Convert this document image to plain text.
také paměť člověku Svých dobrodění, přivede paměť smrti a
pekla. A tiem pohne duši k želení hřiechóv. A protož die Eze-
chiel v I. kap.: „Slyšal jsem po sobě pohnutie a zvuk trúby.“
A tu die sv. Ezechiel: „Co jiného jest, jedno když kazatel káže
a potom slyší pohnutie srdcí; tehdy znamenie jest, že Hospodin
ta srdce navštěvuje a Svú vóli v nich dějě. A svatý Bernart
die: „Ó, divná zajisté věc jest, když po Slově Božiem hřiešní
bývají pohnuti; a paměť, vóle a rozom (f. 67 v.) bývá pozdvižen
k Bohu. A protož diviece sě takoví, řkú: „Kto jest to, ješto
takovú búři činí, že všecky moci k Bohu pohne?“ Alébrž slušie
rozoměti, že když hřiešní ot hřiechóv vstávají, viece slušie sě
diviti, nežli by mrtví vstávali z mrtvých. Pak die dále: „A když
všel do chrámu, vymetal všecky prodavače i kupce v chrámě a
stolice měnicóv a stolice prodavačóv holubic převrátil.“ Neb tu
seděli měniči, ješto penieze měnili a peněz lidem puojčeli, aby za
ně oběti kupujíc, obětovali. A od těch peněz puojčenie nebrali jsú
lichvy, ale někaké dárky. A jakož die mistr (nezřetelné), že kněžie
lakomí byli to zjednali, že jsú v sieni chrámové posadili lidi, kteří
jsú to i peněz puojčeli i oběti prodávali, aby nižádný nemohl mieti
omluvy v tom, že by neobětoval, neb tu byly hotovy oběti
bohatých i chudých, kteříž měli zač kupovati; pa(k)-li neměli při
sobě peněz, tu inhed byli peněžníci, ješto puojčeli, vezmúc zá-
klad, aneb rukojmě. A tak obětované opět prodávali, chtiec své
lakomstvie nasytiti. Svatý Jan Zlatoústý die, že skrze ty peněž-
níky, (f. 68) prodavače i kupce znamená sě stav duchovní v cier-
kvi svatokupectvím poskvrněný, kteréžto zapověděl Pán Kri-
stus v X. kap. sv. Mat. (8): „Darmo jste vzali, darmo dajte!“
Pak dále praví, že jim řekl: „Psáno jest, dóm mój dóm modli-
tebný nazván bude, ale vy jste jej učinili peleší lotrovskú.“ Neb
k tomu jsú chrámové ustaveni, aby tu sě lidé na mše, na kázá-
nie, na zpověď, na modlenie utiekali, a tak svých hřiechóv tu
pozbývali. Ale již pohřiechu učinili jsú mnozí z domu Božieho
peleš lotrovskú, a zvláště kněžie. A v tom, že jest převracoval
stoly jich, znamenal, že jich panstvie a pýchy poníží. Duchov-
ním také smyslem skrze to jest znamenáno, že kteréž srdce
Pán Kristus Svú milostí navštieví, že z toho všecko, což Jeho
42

####################

## [GOAL OF THE EXERCISE]
Return the material exactly as it stands.

## [TASK ANSWER]
Convert this document image to plain text.
také paměť člověku Svých dobrodění, přivede paměť smrti a
pekla. A tiem pohne duši k želení hřiechóv. A protož die Eze-
chiel v I. kap.: „Slyšal jsem po sobě pohnutie a zvuk trúby.“
A tu die sv. Ezechiel: „Co jiného jest, jedno když kazatel káže
a potom slyší pohnutie srdcí; tehdy znamenie jest, že Hospodin
ta srdce navštěvuje a Svú vóli v nich dějě. A svatý Bernart
die: „Ó, divná zajisté věc jest, když po Slově Božiem hřiešní
bývají pohnuti; a paměť, vóle a rozom (f. 67 v.) bývá pozdvižen
k Bohu. A protož diviece sě takoví, řkú: „Kto jest to, ješto
takovú búři činí, že všecky moci k Bohu pohne?“ Alébrž slušie
rozoměti, že když hřiešní ot hřiechóv vstávají, viece slušie sě
diviti, nežli by mrtví vstávali z mrtvých. Pak die dále: „A když
všel do chrámu, vymetal všecky prodavače i kupce v chrámě a
stolice měnicóv a stolice prodavačóv holubic převrátil.“ Neb tu
seděli měniči, ješto penieze měnili a peněz lidem puojčeli, aby za
ně oběti kupujíc, obětovali. A od těch peněz puojčenie nebrali jsú
lichvy, ale někaké dárky. A jakož die mistr (nezřetelné), že kněžie
lakomí byli to zjednali, že jsú v sieni chrámové posadili lidi, kteří
jsú to i peněz puojčeli i oběti prodávali, aby nižádný nemohl mieti
omluvy v tom, že by neobětoval, neb tu byly hotovy oběti
bohatých i chudých, kteříž měli zač kupovati; pa(k)-li neměli při
sobě peněz, tu inhed byli peněžníci, ješto puojčeli, vezmúc zá-
klad, aneb rukojmě. A tak obětované opět prodávali, chtiec své
lakomstvie nasytiti. Svatý Jan Zlatoústý die, že skrze ty peněž-
níky, (f. 68) prodavače i kupce znamená sě stav duchovní v cier-
kvi svatokupectvím poskvrněný, kteréžto zapověděl Pán Kri-
stus v X. kap. sv. Mat. (8): „Darmo jste vzali, darmo dajte!“
Pak dále praví, že jim řekl: „Psáno jest, dóm mój dóm modli-
tebný nazván bude, ale vy jste jej učinili peleší lotrovskú.“ Neb
k tomu jsú chrámové ustaveni, aby tu sě lidé na mše, na kázá-
nie, na zpověď, na modlenie utiekali, a tak svých hřiechóv tu
pozbývali. Ale již pohřiechu učinili jsú mnozí z domu Božieho
peleš lotrovskú, a zvláště kněžie. A v tom, že jest převracoval
stoly jich, znamenal, že jich panstvie a pýchy poníží. Duchov-
ním také smyslem skrze to jest znamenáno, že kteréž srdce
Pán Kristus Svú milostí navštieví, že z toho všecko, což Jeho
42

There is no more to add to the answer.